> _TASK OBJECTIVE_: Type out every line below exactly as it reads.

(Excerpts from a figure dataset)

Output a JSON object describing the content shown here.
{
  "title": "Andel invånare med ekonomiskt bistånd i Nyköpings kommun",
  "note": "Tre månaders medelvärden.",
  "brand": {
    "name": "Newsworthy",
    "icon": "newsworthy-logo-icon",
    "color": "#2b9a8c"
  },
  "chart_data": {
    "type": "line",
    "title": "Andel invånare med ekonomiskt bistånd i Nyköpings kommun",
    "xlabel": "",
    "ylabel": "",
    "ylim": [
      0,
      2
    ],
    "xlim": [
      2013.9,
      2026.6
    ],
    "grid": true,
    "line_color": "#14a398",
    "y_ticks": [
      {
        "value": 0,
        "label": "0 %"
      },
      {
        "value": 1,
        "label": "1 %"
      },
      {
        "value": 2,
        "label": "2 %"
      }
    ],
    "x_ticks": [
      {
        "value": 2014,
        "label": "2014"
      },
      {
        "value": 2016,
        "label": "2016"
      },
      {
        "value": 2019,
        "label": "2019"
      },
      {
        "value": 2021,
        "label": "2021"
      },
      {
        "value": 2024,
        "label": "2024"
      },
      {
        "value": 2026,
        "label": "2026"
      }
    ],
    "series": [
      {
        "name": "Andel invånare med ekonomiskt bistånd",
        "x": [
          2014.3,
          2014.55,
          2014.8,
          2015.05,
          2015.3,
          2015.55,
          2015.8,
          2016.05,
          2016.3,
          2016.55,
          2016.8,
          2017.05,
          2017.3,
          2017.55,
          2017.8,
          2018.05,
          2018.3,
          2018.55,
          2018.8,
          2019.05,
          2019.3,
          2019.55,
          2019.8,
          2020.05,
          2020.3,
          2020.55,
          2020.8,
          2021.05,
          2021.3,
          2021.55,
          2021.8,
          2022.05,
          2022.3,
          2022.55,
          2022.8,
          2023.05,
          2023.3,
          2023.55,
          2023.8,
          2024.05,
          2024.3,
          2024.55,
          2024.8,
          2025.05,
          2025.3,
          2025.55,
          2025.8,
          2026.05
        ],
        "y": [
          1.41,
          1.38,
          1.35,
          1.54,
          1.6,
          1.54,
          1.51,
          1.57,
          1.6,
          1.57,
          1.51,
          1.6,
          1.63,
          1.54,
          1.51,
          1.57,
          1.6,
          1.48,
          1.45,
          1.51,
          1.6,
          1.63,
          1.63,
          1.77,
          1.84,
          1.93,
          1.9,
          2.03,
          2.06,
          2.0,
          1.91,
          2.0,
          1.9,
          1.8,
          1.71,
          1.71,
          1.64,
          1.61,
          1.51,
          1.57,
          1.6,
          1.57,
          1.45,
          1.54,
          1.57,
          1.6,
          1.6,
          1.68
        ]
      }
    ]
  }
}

> _COMPLETE RESPONSE_:
Output a JSON object describing the content shown here.
{
  "title": "Andel invånare med ekonomiskt bistånd i Nyköpings kommun",
  "note": "Tre månaders medelvärden.",
  "brand": {
    "name": "Newsworthy",
    "icon": "newsworthy-logo-icon",
    "color": "#2b9a8c"
  },
  "chart_data": {
    "type": "line",
    "title": "Andel invånare med ekonomiskt bistånd i Nyköpings kommun",
    "xlabel": "",
    "ylabel": "",
    "ylim": [
      0,
      2
    ],
    "xlim": [
      2013.9,
      2026.6
    ],
    "grid": true,
    "line_color": "#14a398",
    "y_ticks": [
      {
        "value": 0,
        "label": "0 %"
      },
      {
        "value": 1,
        "label": "1 %"
      },
      {
        "value": 2,
        "label": "2 %"
      }
    ],
    "x_ticks": [
      {
        "value": 2014,
        "label": "2014"
      },
      {
        "value": 2016,
        "label": "2016"
      },
      {
        "value": 2019,
        "label": "2019"
      },
      {
        "value": 2021,
        "label": "2021"
      },
      {
        "value": 2024,
        "label": "2024"
      },
      {
        "value": 2026,
        "label": "2026"
      }
    ],
    "series": [
      {
        "name": "Andel invånare med ekonomiskt bistånd",
        "x": [
          2014.3,
          2014.55,
          2014.8,
          2015.05,
          2015.3,
          2015.55,
          2015.8,
          2016.05,
          2016.3,
          2016.55,
          2016.8,
          2017.05,
          2017.3,
          2017.55,
          2017.8,
          2018.05,
          2018.3,
          2018.55,
          2018.8,
          2019.05,
          2019.3,
          2019.55,
          2019.8,
          2020.05,
          2020.3,
          2020.55,
          2020.8,
          2021.05,
          2021.3,
          2021.55,
          2021.8,
          2022.05,
          2022.3,
          2022.55,
          2022.8,
          2023.05,
          2023.3,
          2023.55,
          2023.8,
          2024.05,
          2024.3,
          2024.55,
          2024.8,
          2025.05,
          2025.3,
          2025.55,
          2025.8,
          2026.05
        ],
        "y": [
          1.41,
          1.38,
          1.35,
          1.54,
          1.6,
          1.54,
          1.51,
          1.57,
          1.6,
          1.57,
          1.51,
          1.6,
          1.63,
          1.54,
          1.51,
          1.57,
          1.6,
          1.48,
          1.45,
          1.51,
          1.6,
          1.63,
          1.63,
          1.77,
          1.84,
          1.93,
          1.9,
          2.03,
          2.06,
          2.0,
          1.91,
          2.0,
          1.9,
          1.8,
          1.71,
          1.71,
          1.64,
          1.61,
          1.51,
          1.57,
          1.6,
          1.57,
          1.45,
          1.54,
          1.57,
          1.6,
          1.6,
          1.68
        ]
      }
    ]
  }
}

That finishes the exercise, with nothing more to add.